(Data entries for graphics)
= = = = =

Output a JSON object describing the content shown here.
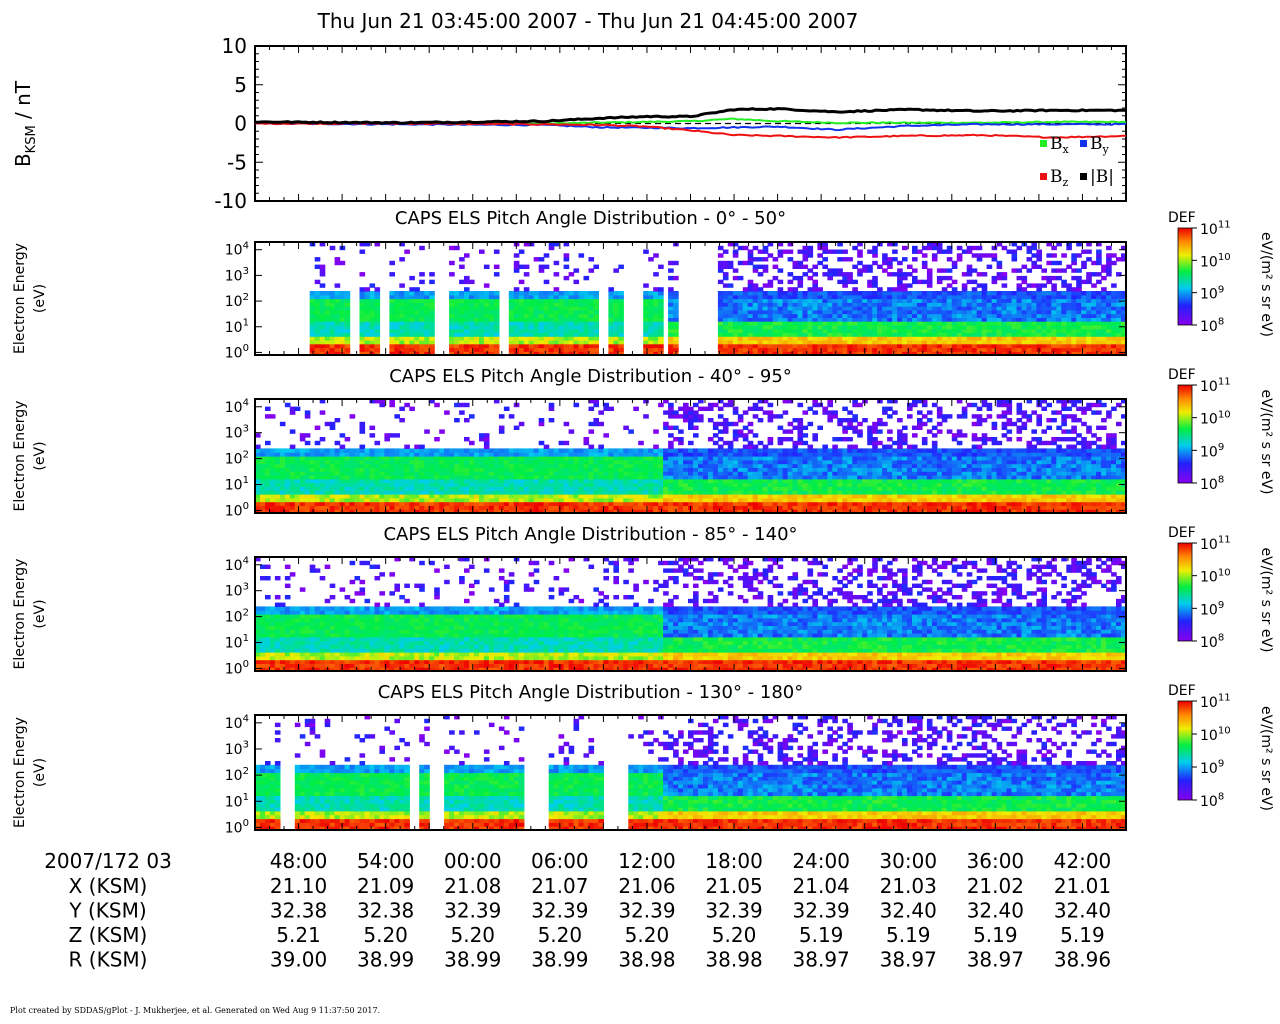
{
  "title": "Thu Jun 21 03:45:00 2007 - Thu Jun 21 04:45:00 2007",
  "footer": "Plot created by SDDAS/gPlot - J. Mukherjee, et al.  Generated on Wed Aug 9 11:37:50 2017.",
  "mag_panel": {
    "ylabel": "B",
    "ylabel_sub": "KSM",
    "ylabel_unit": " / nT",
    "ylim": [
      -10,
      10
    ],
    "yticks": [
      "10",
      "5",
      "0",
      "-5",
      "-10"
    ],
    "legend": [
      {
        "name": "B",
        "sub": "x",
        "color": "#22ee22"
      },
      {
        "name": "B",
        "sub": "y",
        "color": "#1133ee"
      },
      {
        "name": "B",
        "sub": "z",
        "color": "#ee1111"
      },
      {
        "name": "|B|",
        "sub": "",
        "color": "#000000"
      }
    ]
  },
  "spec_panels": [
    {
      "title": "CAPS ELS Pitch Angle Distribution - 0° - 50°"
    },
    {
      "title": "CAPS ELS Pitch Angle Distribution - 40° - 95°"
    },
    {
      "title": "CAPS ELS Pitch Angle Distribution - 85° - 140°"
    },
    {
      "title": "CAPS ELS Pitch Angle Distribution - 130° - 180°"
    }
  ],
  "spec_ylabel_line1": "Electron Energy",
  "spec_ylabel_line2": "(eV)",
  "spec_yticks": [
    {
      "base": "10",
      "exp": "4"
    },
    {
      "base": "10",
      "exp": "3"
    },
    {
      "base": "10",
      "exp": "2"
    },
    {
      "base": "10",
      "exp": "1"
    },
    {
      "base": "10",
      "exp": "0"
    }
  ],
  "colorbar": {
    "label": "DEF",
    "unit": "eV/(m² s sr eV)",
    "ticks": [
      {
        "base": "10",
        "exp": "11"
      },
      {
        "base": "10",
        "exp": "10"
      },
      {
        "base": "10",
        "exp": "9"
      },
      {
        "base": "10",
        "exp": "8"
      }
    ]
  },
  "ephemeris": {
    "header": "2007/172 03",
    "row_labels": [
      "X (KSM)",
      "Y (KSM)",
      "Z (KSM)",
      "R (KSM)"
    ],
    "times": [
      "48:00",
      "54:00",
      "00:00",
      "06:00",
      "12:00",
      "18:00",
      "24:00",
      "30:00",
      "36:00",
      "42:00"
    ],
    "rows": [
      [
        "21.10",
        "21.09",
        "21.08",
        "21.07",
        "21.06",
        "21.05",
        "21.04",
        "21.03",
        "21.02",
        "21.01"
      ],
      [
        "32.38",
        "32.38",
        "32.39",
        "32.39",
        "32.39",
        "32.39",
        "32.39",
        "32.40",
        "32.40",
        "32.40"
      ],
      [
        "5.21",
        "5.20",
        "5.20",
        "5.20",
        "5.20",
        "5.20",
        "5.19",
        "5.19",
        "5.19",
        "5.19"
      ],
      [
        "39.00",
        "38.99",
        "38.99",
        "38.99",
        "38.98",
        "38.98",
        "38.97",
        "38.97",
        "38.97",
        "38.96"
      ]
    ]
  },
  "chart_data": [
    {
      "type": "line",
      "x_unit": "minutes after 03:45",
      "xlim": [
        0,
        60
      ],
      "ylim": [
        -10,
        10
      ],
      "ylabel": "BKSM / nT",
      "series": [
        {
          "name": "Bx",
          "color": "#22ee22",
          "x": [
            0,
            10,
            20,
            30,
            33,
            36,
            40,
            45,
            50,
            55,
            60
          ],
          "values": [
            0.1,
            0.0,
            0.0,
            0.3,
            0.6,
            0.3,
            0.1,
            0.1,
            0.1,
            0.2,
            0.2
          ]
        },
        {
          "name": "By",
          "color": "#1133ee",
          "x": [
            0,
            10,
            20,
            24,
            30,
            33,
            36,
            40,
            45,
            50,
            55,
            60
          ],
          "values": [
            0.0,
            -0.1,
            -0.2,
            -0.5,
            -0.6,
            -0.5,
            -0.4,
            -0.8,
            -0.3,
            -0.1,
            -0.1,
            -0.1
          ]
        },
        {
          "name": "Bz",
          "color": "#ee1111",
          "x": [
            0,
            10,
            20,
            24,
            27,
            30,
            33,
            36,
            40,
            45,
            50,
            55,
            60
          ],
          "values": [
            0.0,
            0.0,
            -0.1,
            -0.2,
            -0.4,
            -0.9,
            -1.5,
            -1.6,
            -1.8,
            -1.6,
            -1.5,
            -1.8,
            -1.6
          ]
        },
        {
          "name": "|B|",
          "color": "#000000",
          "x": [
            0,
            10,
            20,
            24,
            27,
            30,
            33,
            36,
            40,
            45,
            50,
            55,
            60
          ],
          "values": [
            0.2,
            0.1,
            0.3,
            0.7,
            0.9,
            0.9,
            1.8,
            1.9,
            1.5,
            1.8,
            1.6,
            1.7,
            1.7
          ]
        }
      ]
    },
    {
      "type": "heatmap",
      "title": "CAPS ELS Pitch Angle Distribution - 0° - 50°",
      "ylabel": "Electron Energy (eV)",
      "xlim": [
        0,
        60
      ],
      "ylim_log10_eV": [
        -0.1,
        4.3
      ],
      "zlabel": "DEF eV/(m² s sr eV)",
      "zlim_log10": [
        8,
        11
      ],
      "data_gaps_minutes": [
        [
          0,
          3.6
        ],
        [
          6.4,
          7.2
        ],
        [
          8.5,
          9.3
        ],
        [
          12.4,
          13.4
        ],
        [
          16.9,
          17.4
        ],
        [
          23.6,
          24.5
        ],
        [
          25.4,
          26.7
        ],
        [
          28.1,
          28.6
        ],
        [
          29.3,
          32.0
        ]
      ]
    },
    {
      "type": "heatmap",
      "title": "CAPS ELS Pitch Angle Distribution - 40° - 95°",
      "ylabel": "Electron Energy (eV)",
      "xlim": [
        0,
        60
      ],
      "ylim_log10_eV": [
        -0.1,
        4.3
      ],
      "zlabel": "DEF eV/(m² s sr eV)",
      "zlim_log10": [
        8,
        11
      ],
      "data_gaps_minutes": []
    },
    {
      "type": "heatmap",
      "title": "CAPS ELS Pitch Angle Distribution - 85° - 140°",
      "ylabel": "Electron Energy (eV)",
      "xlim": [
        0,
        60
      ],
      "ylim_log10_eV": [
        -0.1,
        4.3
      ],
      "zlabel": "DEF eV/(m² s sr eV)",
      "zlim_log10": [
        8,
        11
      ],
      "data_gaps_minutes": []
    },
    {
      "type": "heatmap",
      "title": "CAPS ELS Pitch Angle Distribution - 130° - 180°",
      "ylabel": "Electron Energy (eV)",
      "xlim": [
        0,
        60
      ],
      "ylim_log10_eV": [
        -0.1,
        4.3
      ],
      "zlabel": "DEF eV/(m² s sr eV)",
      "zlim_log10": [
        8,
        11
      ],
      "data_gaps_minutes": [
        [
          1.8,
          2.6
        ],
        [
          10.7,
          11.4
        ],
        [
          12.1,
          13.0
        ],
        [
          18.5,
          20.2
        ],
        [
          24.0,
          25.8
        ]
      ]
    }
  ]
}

= = = = =

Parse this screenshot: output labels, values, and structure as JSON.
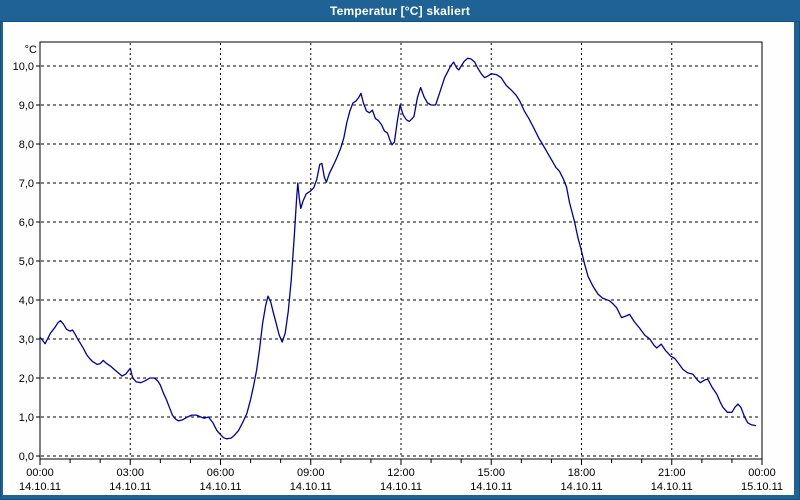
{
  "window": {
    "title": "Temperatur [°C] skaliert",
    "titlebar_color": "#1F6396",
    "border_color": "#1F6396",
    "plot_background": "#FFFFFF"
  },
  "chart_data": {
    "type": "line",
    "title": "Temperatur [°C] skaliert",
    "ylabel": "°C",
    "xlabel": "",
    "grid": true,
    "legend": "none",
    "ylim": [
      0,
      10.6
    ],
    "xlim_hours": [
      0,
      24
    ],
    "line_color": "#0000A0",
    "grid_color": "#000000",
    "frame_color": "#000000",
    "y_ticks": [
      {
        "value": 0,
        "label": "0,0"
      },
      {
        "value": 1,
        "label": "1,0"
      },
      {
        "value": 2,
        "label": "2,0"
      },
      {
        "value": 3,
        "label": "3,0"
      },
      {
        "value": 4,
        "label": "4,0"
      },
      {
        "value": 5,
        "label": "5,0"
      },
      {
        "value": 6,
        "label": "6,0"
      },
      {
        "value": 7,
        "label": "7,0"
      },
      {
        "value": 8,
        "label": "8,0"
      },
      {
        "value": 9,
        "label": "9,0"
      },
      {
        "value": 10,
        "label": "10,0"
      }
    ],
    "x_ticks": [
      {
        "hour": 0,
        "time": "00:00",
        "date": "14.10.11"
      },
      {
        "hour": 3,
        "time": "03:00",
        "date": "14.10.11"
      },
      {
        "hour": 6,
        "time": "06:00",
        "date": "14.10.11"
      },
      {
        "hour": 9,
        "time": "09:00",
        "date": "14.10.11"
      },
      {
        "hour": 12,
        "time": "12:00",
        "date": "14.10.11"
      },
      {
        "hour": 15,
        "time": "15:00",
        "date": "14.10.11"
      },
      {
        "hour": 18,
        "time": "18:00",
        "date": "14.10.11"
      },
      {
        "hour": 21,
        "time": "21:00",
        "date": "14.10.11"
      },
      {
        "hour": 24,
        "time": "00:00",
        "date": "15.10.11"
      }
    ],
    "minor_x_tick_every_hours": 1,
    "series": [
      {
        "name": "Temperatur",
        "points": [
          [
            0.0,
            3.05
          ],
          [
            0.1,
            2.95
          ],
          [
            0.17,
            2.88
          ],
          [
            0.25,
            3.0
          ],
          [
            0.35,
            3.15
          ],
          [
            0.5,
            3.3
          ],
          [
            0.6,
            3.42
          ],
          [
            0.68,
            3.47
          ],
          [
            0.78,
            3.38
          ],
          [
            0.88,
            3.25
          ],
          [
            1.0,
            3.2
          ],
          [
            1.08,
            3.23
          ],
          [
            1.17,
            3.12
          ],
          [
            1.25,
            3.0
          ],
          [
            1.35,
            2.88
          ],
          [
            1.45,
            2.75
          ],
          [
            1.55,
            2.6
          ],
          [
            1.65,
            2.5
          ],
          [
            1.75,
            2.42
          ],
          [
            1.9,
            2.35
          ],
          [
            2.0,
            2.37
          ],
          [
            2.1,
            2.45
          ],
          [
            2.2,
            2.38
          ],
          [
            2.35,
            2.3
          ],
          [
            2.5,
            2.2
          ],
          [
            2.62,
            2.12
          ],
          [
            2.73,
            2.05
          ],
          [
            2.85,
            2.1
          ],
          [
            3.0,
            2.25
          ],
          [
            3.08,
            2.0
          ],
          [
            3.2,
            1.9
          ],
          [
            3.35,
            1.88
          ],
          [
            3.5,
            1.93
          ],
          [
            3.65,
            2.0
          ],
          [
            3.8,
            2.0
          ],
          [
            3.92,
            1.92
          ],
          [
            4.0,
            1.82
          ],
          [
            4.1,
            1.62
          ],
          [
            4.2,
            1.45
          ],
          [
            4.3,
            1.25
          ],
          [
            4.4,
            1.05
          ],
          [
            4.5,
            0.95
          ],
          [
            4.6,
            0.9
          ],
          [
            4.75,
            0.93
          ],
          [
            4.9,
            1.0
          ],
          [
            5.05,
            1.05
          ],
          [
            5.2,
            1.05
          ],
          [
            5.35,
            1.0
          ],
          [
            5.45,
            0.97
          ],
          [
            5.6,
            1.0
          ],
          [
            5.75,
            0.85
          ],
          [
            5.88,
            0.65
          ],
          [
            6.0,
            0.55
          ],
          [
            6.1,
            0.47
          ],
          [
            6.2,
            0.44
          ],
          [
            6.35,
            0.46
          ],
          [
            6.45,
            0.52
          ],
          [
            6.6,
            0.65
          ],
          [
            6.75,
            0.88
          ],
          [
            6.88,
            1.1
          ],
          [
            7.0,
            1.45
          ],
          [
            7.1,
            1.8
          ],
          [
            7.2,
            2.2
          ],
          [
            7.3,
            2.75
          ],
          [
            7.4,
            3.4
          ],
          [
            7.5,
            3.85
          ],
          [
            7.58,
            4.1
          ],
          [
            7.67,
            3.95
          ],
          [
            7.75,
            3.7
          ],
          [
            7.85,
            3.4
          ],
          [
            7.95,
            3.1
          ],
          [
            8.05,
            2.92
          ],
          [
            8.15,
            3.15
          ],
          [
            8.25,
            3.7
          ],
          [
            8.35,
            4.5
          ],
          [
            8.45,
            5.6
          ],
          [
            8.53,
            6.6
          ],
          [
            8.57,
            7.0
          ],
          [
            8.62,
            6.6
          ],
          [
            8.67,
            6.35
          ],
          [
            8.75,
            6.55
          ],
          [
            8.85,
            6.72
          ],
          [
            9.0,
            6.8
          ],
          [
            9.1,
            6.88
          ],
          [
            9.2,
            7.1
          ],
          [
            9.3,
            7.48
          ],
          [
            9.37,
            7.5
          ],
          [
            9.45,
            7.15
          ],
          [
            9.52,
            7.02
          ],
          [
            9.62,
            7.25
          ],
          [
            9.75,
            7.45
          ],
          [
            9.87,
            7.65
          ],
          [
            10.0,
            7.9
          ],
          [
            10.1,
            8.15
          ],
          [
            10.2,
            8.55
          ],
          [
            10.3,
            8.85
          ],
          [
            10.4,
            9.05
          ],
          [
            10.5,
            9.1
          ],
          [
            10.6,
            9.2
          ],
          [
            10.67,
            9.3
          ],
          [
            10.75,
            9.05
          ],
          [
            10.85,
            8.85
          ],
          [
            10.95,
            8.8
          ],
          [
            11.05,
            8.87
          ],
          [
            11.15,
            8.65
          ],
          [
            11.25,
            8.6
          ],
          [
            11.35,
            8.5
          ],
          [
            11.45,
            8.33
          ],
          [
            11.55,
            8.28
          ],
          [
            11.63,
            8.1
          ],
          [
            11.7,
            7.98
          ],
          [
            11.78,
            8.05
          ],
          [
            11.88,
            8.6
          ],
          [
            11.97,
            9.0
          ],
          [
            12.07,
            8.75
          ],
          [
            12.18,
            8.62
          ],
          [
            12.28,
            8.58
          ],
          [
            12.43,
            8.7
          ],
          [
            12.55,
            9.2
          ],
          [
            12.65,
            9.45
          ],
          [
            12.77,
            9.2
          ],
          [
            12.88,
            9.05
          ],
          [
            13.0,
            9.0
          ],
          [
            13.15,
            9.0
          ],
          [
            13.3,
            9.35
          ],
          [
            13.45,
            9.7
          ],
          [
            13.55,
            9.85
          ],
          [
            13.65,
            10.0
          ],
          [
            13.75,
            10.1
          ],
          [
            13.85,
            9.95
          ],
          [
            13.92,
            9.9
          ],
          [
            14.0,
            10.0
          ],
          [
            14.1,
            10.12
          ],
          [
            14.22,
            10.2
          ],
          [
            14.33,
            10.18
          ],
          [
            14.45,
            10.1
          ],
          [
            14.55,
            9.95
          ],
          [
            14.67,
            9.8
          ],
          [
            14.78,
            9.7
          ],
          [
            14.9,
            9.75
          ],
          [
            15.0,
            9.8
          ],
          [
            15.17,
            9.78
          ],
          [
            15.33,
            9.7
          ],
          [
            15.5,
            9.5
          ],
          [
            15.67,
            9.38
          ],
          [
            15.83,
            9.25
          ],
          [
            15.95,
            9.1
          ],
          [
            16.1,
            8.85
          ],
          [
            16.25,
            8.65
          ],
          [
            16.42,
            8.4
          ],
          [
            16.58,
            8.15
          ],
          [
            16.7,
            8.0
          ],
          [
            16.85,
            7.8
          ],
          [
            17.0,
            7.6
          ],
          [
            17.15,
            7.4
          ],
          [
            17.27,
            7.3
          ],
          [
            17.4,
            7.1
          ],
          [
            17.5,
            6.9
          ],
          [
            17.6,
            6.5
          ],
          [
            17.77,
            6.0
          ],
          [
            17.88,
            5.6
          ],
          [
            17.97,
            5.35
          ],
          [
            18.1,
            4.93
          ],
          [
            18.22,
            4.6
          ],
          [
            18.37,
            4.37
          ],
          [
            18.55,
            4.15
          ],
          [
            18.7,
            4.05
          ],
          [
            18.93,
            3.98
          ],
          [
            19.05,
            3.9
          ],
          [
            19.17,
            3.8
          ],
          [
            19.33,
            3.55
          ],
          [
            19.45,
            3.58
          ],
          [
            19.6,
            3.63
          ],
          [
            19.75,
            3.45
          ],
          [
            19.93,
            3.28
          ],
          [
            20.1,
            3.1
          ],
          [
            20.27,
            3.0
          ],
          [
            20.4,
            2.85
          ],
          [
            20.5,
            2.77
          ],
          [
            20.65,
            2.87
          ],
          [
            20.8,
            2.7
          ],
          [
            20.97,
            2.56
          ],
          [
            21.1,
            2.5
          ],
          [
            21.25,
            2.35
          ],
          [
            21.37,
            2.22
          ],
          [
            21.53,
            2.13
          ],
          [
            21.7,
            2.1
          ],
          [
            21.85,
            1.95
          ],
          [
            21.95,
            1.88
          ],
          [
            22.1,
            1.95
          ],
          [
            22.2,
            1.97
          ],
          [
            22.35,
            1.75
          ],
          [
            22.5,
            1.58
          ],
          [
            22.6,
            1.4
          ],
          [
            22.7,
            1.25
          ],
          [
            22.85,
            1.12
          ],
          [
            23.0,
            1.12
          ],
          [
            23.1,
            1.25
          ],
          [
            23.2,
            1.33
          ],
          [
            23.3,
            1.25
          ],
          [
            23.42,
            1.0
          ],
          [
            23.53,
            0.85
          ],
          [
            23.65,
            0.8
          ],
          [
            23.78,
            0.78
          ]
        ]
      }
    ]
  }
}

= = = = =

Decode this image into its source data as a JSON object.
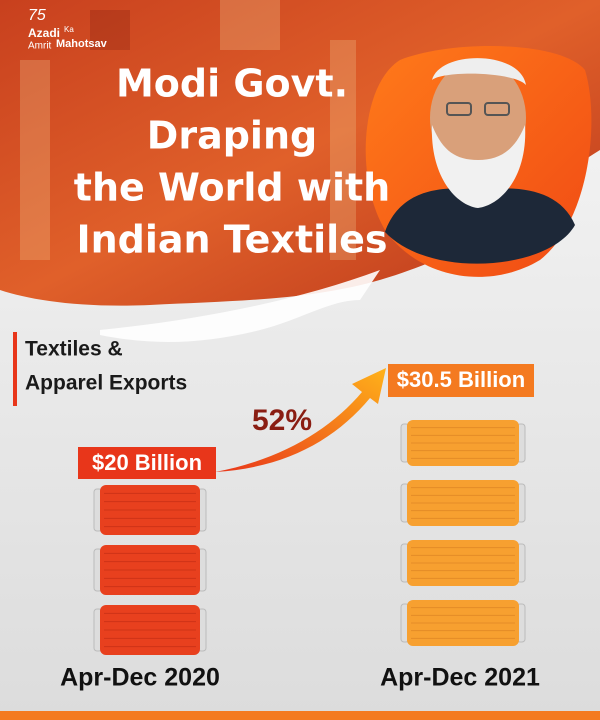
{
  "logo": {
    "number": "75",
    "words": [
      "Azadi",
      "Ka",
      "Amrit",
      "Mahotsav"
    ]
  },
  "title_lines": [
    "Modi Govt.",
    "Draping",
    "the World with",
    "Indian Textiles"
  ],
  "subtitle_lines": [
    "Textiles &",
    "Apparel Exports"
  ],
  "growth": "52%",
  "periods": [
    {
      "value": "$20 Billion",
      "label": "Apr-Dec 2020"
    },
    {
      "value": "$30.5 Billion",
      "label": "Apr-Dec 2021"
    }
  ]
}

= = = = =

■ **GIVEN INSTRUCTION**: Say how many lines in the entries contain the string "this", and leave out everything else.

■ **EXERCISE OUTPUT**: 2